5. Use animation economy and exaggeration
Indies can’t animate everything. Use economy—animated key moments only—and exaggeration to sell personality.
Actionable steps
- Allocate animation budget to player-facing loops (failures, pickups, emotes).
- Use 2D squash-and-stretch or 3D exaggeration for comedic effect; it reads on low bandwidth clips.
- Replace full animations with partial, layered animations (upper torso talk + idle lower body) to save memory.
6. Leverage procedural and reactive systems
In 2026, accessible procedural tools and AI-assisted motion retargeting let indies create variety without a large animation team. Reactive systems make characters feel alive—tiny changes based on context create attachment.
Actionable steps
- Implement parameterized reactions (fear-intensity, embarrassment-level) that drive voice and animation layers.
- Use lightweight procedural tools for head turns, eye darts, and subtle breathing to avoid looping sameness.
- Experiment with AI-assisted lip-sync for rapid iteration but keep editorial control to avoid uncanny valleys.
7. Anchor the character in a small, evolving arc
Players don’t need a sweeping epic to care—they need change. Nate climbs, screws up, learns, and in the process earns player support. That small arc is repeatable and shareable.
Actionable steps
- Define a short arc with three beats (flaw exposed, choice, consequence) and ensure the player participates in each beat.
- Use cosmetic milestones and badges when players help the character grow—this links player action to narrative payoffs.
- Keep the stakes personal and specific. Small, human stakes beat vague world-ending threats for attachment.
8. Put the character in player-facing loops
Make your protagonist part of the systems players return to: emotes, cosmetics, unlockable dialogue, and shareable moments. That keeps the character in conversations long after release.

STATED GOAL 1.
Decide whether each statement agrees with the character-design passage. Answer yes or no, and quote the words from it that settle the question.
(a) It recommends spending the animation budget mainly on cutscenes.
(b) It suggests trying AI-assisted lip-sync while keeping editorial control.
(c) The short character arc it describes has three beats.
The character-design passage and the entries that follow come from different sources.

ROWS.

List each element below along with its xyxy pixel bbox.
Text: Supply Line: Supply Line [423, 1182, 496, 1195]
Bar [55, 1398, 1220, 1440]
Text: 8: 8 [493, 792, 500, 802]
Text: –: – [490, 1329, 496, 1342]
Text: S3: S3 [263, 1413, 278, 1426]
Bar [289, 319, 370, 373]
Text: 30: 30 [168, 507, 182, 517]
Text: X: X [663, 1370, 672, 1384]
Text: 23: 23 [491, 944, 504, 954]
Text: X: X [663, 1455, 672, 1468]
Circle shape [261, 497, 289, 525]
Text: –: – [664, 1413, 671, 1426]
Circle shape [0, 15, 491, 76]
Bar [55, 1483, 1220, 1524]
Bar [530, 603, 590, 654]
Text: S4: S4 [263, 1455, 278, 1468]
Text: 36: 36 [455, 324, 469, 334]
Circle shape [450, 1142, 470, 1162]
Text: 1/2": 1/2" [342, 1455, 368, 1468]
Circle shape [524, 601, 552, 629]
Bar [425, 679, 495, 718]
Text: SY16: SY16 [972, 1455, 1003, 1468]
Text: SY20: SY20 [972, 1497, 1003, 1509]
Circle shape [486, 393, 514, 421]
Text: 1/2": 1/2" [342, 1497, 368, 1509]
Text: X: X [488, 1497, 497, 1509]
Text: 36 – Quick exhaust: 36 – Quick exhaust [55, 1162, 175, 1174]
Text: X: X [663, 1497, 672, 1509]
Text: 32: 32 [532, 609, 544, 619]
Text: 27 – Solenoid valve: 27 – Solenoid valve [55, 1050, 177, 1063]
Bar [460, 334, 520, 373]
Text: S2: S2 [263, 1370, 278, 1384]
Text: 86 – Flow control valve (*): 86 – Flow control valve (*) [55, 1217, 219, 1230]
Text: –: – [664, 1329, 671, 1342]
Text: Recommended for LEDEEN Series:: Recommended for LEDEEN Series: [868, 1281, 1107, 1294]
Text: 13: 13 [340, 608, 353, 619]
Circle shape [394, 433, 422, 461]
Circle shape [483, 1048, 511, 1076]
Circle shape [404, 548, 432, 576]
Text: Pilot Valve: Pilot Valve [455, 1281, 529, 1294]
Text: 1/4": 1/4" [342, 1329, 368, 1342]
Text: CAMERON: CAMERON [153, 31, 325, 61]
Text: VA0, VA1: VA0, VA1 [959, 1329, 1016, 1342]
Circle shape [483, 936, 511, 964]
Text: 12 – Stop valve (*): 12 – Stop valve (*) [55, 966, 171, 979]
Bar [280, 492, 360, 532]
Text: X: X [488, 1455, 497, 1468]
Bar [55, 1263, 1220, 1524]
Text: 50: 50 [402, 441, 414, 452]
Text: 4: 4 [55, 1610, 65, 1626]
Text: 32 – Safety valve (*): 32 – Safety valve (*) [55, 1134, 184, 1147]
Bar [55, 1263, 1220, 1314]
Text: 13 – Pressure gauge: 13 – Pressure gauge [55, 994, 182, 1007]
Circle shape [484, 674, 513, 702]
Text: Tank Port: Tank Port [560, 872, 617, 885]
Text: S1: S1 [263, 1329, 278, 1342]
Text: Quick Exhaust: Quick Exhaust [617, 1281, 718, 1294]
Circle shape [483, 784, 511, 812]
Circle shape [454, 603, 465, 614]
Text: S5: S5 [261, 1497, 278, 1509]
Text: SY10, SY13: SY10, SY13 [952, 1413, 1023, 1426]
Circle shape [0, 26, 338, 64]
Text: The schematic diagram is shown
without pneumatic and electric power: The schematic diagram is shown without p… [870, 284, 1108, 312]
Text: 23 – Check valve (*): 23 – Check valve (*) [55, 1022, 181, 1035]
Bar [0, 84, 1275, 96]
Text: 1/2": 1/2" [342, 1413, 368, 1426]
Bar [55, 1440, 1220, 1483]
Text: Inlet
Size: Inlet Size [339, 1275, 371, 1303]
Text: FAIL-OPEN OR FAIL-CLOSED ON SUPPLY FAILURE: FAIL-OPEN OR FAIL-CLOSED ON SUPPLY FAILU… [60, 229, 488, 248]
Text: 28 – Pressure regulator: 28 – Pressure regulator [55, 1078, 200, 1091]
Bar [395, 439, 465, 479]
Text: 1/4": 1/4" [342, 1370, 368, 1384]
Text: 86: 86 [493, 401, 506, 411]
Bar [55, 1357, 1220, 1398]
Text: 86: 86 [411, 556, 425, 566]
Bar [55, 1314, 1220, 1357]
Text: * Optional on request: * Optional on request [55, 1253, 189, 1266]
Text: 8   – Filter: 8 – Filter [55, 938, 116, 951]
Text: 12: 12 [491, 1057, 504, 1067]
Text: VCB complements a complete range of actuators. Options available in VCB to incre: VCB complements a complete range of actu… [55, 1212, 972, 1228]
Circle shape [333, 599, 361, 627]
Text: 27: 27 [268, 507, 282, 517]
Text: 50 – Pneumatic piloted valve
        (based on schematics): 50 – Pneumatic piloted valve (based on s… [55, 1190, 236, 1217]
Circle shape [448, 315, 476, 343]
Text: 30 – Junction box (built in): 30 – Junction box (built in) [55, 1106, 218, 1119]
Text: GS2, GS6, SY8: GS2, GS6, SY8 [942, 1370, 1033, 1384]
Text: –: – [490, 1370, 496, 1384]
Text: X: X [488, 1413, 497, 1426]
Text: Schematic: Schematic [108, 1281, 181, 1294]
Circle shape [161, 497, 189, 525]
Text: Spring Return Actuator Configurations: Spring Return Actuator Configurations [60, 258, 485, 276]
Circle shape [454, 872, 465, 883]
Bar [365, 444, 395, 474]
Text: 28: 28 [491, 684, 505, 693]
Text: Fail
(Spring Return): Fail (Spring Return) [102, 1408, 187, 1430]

...

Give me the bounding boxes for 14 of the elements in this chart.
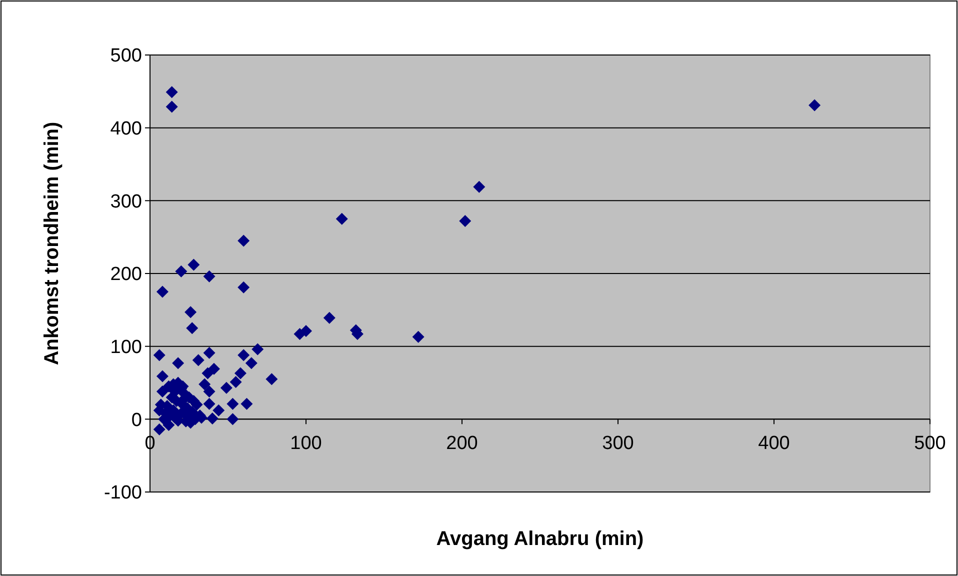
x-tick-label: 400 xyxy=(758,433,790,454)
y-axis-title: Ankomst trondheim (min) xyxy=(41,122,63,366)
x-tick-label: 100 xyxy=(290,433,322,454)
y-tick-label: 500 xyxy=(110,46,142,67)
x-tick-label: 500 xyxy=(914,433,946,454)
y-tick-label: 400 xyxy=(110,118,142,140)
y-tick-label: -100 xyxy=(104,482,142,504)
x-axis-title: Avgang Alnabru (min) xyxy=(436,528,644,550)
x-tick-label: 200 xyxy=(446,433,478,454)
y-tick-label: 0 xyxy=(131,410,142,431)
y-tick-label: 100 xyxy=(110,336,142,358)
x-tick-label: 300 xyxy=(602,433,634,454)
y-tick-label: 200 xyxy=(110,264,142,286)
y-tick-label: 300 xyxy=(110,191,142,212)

...

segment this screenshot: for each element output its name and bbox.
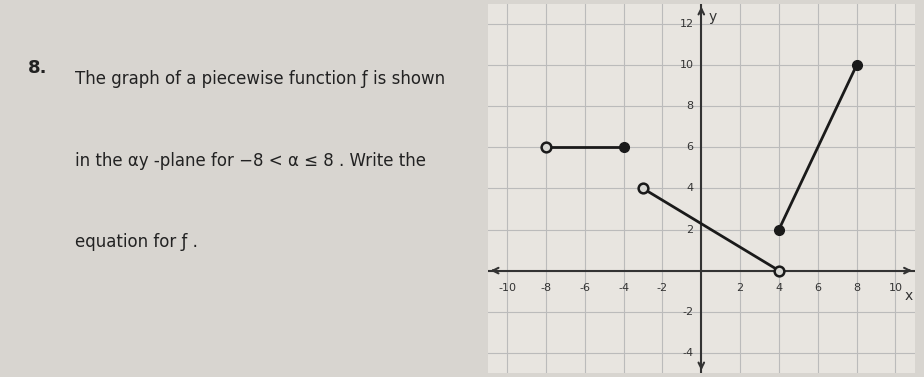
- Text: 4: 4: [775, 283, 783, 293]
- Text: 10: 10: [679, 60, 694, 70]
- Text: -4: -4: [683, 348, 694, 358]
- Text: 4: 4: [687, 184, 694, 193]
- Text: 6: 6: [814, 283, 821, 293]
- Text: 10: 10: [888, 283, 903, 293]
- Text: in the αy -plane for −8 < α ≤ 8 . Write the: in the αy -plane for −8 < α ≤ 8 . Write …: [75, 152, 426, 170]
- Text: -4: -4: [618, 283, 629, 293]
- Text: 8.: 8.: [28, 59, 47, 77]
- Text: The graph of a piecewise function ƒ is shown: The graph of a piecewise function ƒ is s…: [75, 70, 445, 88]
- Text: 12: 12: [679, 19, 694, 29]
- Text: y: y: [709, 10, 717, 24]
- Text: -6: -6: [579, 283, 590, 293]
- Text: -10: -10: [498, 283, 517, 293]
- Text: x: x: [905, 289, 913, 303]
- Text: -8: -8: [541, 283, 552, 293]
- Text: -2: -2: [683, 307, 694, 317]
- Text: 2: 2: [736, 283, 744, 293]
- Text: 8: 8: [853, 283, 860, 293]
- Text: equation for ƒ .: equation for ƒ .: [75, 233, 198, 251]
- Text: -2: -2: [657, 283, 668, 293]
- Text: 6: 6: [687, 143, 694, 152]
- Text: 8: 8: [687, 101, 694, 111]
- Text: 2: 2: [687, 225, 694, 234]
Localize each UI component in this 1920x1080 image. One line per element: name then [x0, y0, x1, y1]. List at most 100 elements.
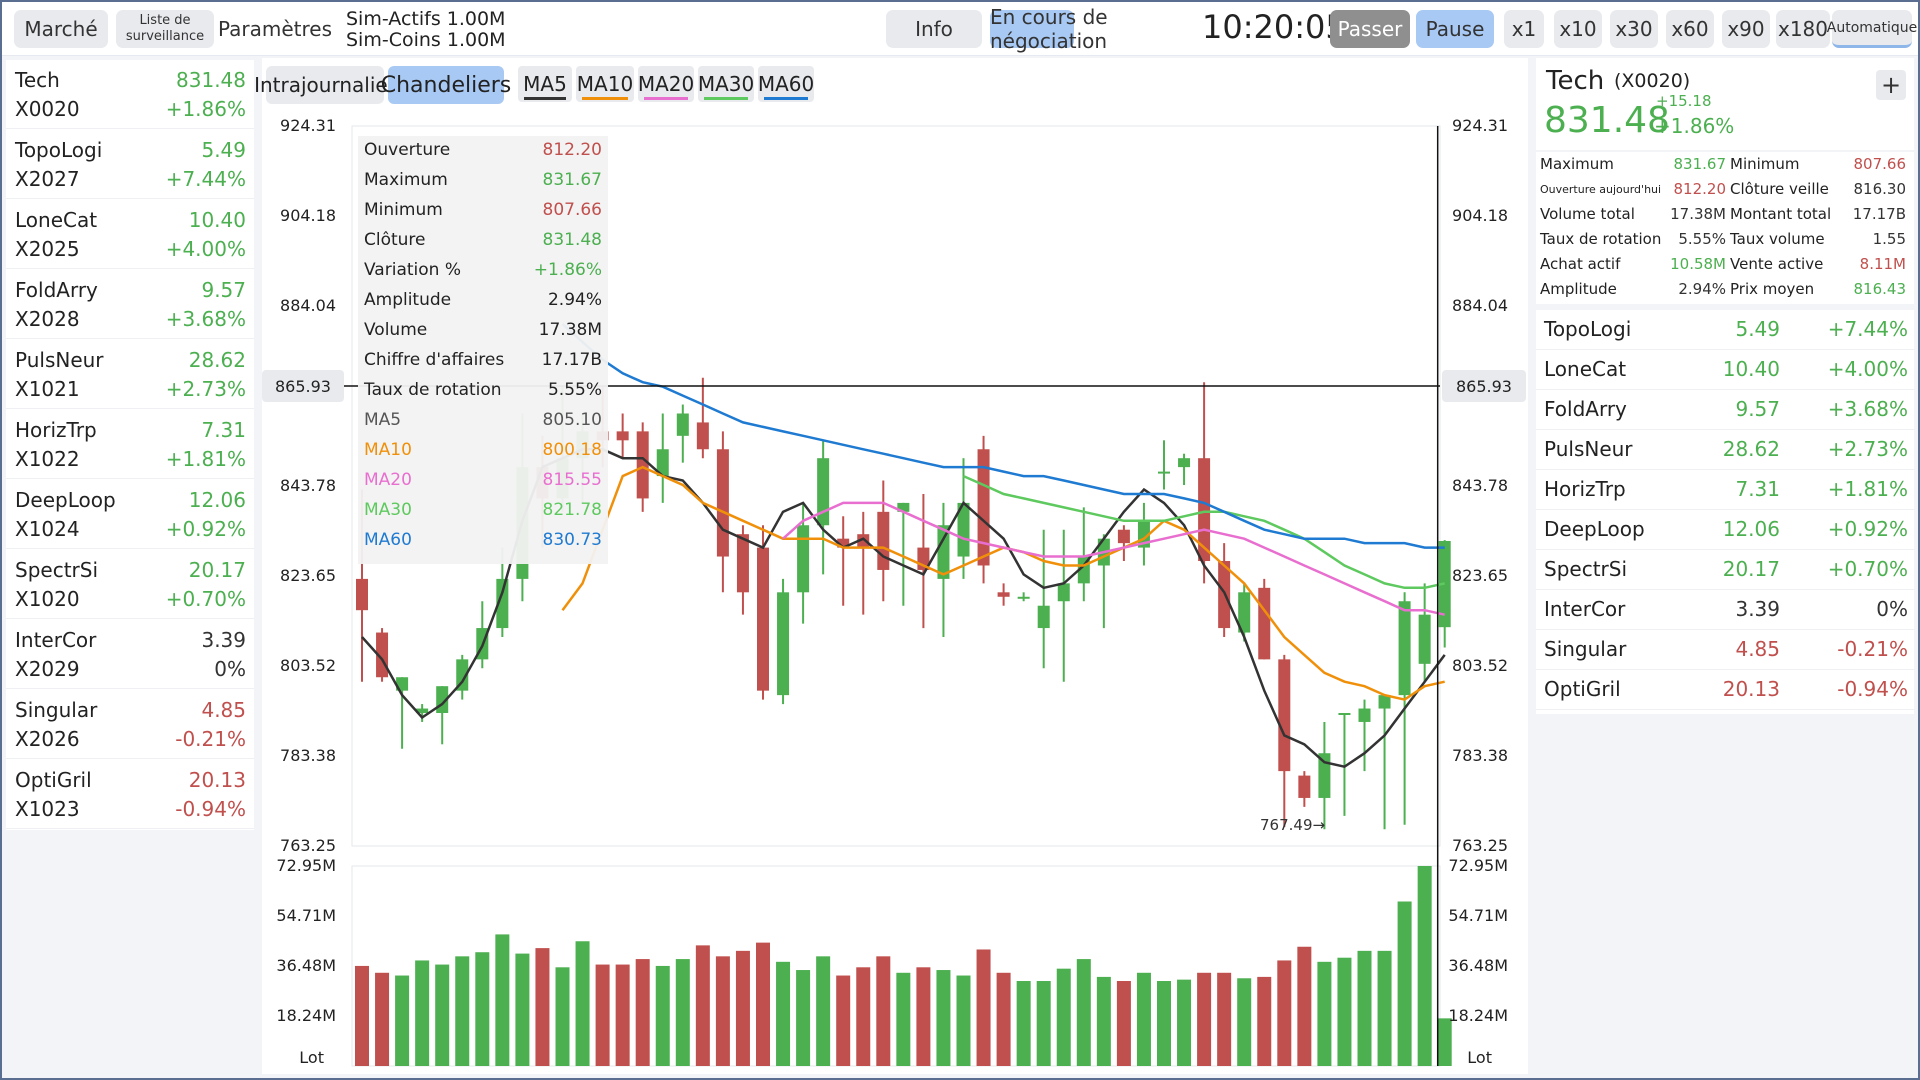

STATED GOAL 2. Please give the entries as a numbered list, from the line containing "- Text: 4: 4: [775, 283, 783, 293]" down to the line containing "- Text: 2: 2: [736, 283, 744, 293]", with both of those lines included and blank lines left out.

EXERCISE SOLUTION 1.
(a) No: "Allocate animation budget to player-facing loops (failures, pickups, emotes)."
(b) Yes: "Experiment with AI-assisted lip-sync for rapid iteration but keep editorial control to avoid uncanny valleys."
(c) Yes: "Define a short arc with three beats (flaw exposed, choice, consequence)"

EXERCISE SOLUTION 2.
1. - Text: 4: 4: [775, 283, 783, 293]
2. - Text: 10: 10: [679, 60, 694, 70]
3. - Text: -4: -4: [683, 348, 694, 358]
4. - Text: 4: 4: [687, 184, 694, 193]
5. - Text: 6: 6: [814, 283, 821, 293]
6. - Text: 10: 10: [888, 283, 903, 293]
7. - Text: in the αy -plane for −8 < α ≤ 8 . Write the: in the αy -plane for −8 < α ≤ 8 . Write …: [75, 152, 426, 170]
8. - Text: -4: -4: [618, 283, 629, 293]
9. - Text: 8.: 8.: [28, 59, 47, 77]
10. - Text: The graph of a piecewise function ƒ is shown: The graph of a piecewise function ƒ is s…: [75, 70, 445, 88]
11. - Text: 12: 12: [679, 19, 694, 29]
12. - Text: y: y: [709, 10, 717, 24]
13. - Text: -6: -6: [579, 283, 590, 293]
14. - Text: -10: -10: [498, 283, 517, 293]
15. - Text: x: x: [905, 289, 913, 303]
16. - Text: -8: -8: [541, 283, 552, 293]
17. - Text: -2: -2: [683, 307, 694, 317]
18. - Text: 2: 2: [736, 283, 744, 293]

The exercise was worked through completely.